**TO BE DONE:**
Going through the material below, please gather all lines with the word "организациями" in them.

Items from a data source

■ ■ ■ ■

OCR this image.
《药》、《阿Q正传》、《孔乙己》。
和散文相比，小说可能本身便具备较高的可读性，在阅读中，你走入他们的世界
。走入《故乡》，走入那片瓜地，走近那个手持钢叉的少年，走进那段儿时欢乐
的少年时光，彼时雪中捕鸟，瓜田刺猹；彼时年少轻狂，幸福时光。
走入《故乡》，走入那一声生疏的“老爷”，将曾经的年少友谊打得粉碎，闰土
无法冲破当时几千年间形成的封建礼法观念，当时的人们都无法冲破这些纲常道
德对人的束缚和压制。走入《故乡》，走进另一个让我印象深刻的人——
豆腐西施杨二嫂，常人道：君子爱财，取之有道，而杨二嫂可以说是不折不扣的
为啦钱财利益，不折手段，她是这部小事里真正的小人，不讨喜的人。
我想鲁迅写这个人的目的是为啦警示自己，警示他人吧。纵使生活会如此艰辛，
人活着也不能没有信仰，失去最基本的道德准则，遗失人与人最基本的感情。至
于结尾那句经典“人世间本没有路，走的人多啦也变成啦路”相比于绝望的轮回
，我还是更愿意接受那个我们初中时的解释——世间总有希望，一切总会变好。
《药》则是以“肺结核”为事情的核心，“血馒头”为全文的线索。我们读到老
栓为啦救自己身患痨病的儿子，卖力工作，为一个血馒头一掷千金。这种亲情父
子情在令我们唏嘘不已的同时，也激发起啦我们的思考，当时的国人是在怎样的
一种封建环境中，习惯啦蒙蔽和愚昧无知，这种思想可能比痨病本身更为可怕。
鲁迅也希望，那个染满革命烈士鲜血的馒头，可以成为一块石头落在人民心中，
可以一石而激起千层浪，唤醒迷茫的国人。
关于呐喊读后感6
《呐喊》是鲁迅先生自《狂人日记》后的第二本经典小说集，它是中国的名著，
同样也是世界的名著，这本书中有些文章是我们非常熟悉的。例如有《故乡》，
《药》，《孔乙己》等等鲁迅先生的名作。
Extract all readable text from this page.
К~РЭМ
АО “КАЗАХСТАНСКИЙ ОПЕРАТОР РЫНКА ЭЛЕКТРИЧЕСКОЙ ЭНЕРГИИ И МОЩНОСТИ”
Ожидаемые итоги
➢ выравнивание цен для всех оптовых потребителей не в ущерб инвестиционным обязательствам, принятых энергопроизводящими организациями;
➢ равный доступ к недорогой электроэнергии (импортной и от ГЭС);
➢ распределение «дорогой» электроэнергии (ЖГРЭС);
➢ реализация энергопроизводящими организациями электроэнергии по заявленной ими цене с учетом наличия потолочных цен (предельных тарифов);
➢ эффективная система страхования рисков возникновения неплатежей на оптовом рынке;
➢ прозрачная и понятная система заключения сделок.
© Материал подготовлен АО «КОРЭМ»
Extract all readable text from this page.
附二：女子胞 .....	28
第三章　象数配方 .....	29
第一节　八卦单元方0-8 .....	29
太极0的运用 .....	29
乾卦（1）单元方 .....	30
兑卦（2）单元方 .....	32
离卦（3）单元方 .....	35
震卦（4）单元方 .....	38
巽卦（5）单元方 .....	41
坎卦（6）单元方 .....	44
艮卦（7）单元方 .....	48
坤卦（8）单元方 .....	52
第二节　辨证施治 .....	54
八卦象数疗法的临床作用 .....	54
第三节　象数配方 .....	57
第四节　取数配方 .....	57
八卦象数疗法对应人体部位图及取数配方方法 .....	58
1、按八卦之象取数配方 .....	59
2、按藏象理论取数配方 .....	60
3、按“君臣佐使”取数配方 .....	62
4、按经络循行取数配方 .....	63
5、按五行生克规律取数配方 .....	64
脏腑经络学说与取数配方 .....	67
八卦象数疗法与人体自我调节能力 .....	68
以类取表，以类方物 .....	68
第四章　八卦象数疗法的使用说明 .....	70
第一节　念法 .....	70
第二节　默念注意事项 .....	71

■ ■ ■ ■

**WRITTEN REPLY:**
➢ выравнивание цен для всех оптовых потребителей не в ущерб инвестиционным обязательствам, принятых энергопроизводящими организациями;
➢ реализация энергопроизводящими организациями электроэнергии по заявленной ими цене с учетом наличия потолочных цен (предельных тарифов);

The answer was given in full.